■ TASK OBJECTIVE ■
Please transcribe the records below word for word, leaving every line unchanged.

■ GIVEN RECORDS ■
* begin *
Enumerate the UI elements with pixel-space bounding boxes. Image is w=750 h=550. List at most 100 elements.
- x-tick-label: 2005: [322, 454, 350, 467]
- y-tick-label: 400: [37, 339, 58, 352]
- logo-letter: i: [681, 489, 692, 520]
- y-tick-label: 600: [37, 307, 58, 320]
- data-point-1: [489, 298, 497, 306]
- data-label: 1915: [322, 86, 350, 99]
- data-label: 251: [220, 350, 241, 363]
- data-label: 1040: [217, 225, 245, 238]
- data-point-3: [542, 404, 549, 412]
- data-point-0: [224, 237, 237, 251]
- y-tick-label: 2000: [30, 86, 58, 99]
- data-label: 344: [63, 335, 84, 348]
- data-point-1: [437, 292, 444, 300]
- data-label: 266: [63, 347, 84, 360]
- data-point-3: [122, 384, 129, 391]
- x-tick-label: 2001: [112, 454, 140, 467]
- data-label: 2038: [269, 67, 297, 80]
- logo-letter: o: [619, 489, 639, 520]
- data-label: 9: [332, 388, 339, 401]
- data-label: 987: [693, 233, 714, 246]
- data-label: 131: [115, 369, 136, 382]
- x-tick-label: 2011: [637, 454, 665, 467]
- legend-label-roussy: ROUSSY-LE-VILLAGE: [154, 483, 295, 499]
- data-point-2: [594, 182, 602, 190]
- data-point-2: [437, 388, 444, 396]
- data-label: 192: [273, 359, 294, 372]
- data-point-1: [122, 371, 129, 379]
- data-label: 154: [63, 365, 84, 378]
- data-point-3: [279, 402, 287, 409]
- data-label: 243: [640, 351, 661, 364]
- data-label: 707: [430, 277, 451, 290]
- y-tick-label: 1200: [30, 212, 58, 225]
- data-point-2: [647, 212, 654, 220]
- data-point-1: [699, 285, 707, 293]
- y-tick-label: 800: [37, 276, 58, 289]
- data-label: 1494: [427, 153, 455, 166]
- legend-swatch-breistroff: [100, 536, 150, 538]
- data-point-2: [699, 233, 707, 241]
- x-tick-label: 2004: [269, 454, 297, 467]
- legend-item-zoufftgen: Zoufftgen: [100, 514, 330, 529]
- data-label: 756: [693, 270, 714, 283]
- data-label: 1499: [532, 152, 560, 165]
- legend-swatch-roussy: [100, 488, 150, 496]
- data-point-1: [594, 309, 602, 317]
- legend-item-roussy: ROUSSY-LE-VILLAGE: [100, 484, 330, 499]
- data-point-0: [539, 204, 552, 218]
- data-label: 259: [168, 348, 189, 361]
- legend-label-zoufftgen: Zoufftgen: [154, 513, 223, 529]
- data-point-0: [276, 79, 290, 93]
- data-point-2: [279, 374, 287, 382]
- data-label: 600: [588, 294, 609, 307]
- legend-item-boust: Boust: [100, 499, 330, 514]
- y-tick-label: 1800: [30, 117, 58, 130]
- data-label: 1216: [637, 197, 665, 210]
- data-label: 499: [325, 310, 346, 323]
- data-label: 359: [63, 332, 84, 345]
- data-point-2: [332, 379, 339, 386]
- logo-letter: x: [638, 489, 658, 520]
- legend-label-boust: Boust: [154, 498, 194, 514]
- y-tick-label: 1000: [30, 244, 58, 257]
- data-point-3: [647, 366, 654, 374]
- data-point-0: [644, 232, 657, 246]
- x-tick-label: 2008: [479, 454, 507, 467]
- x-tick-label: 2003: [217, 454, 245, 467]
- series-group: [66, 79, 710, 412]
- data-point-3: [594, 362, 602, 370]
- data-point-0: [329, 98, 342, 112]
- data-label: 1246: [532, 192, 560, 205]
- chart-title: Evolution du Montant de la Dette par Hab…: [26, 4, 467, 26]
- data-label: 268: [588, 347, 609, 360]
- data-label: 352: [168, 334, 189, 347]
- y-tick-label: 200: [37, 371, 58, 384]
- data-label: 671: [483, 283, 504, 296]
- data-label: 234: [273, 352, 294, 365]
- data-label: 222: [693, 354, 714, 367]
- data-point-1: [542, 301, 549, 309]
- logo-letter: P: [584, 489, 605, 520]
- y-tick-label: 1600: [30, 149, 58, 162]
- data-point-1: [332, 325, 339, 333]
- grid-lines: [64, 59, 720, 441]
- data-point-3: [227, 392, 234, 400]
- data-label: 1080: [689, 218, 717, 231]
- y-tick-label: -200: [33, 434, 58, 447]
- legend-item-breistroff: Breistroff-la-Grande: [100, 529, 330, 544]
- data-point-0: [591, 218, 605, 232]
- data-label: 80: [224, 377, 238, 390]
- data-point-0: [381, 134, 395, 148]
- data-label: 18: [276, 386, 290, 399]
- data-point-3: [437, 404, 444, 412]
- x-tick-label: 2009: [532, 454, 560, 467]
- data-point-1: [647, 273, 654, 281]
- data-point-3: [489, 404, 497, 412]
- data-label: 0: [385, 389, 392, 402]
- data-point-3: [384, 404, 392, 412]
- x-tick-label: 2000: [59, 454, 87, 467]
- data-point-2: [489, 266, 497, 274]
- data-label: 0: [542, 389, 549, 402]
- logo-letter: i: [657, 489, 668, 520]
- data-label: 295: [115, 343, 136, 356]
* end *
■ FINISHED EXERCISE ■
Enumerate the UI elements with pixel-space bounding boxes. Image is w=750 h=550. List at most 100 elements.
- x-tick-label: 2005: [322, 454, 350, 467]
- y-tick-label: 400: [37, 339, 58, 352]
- logo-letter: i: [681, 489, 692, 520]
- y-tick-label: 600: [37, 307, 58, 320]
- data-point-1: [489, 298, 497, 306]
- data-label: 1915: [322, 86, 350, 99]
- data-label: 251: [220, 350, 241, 363]
- data-label: 1040: [217, 225, 245, 238]
- data-point-3: [542, 404, 549, 412]
- data-point-0: [224, 237, 237, 251]
- y-tick-label: 2000: [30, 86, 58, 99]
- data-label: 344: [63, 335, 84, 348]
- data-point-1: [437, 292, 444, 300]
- data-label: 266: [63, 347, 84, 360]
- data-point-3: [122, 384, 129, 391]
- x-tick-label: 2001: [112, 454, 140, 467]
- data-label: 2038: [269, 67, 297, 80]
- logo-letter: o: [619, 489, 639, 520]
- data-label: 9: [332, 388, 339, 401]
- data-label: 987: [693, 233, 714, 246]
- data-label: 131: [115, 369, 136, 382]
- x-tick-label: 2011: [637, 454, 665, 467]
- legend-label-roussy: ROUSSY-LE-VILLAGE: [154, 483, 295, 499]
- data-point-2: [594, 182, 602, 190]
- data-point-2: [437, 388, 444, 396]
- data-label: 192: [273, 359, 294, 372]
- data-point-1: [122, 371, 129, 379]
- data-label: 154: [63, 365, 84, 378]
- data-point-3: [279, 402, 287, 409]
- data-label: 243: [640, 351, 661, 364]
- data-label: 707: [430, 277, 451, 290]
- y-tick-label: 1200: [30, 212, 58, 225]
- data-point-2: [647, 212, 654, 220]
- data-point-1: [699, 285, 707, 293]
- y-tick-label: 800: [37, 276, 58, 289]
- data-label: 1494: [427, 153, 455, 166]
- legend-swatch-breistroff: [100, 536, 150, 538]
- data-point-2: [699, 233, 707, 241]
- x-tick-label: 2004: [269, 454, 297, 467]
- legend-item-zoufftgen: Zoufftgen: [100, 514, 330, 529]
- data-label: 756: [693, 270, 714, 283]
- data-label: 1499: [532, 152, 560, 165]
- legend-swatch-roussy: [100, 488, 150, 496]
- data-point-1: [594, 309, 602, 317]
- legend-item-roussy: ROUSSY-LE-VILLAGE: [100, 484, 330, 499]
- data-point-0: [539, 204, 552, 218]
- data-label: 259: [168, 348, 189, 361]
- legend-label-zoufftgen: Zoufftgen: [154, 513, 223, 529]
- data-point-0: [276, 79, 290, 93]
- data-point-2: [279, 374, 287, 382]
- data-label: 600: [588, 294, 609, 307]
- legend-item-boust: Boust: [100, 499, 330, 514]
- y-tick-label: 1800: [30, 117, 58, 130]
- data-label: 1216: [637, 197, 665, 210]
- data-label: 499: [325, 310, 346, 323]
- data-label: 359: [63, 332, 84, 345]
- data-point-2: [332, 379, 339, 386]
- logo-letter: x: [638, 489, 658, 520]
- legend-label-boust: Boust: [154, 498, 194, 514]
- y-tick-label: 1000: [30, 244, 58, 257]
- data-point-3: [647, 366, 654, 374]
- data-point-0: [644, 232, 657, 246]
- x-tick-label: 2008: [479, 454, 507, 467]
- x-tick-label: 2003: [217, 454, 245, 467]
- series-group: [66, 79, 710, 412]
- data-point-3: [594, 362, 602, 370]
- data-point-0: [329, 98, 342, 112]
- data-label: 1246: [532, 192, 560, 205]
- chart-title: Evolution du Montant de la Dette par Hab…: [26, 4, 467, 26]
- data-label: 268: [588, 347, 609, 360]
- data-label: 352: [168, 334, 189, 347]
- y-tick-label: 200: [37, 371, 58, 384]
- data-label: 671: [483, 283, 504, 296]
- data-label: 234: [273, 352, 294, 365]
- data-label: 222: [693, 354, 714, 367]
- data-point-1: [542, 301, 549, 309]
- logo-letter: P: [584, 489, 605, 520]
- y-tick-label: 1600: [30, 149, 58, 162]
- data-point-1: [332, 325, 339, 333]
- grid-lines: [64, 59, 720, 441]
- data-point-3: [227, 392, 234, 400]
- data-label: 1080: [689, 218, 717, 231]
- y-tick-label: -200: [33, 434, 58, 447]
- legend-item-breistroff: Breistroff-la-Grande: [100, 529, 330, 544]
- data-point-0: [591, 218, 605, 232]
- data-label: 80: [224, 377, 238, 390]
- data-point-0: [381, 134, 395, 148]
- data-label: 18: [276, 386, 290, 399]
- data-point-3: [437, 404, 444, 412]
- x-tick-label: 2009: [532, 454, 560, 467]
- data-point-1: [647, 273, 654, 281]
- data-point-3: [489, 404, 497, 412]
- data-label: 0: [385, 389, 392, 402]
- data-point-3: [384, 404, 392, 412]
- x-tick-label: 2000: [59, 454, 87, 467]
- data-point-2: [489, 266, 497, 274]
- data-label: 0: [542, 389, 549, 402]
- logo-letter: i: [657, 489, 668, 520]
- data-label: 295: [115, 343, 136, 356]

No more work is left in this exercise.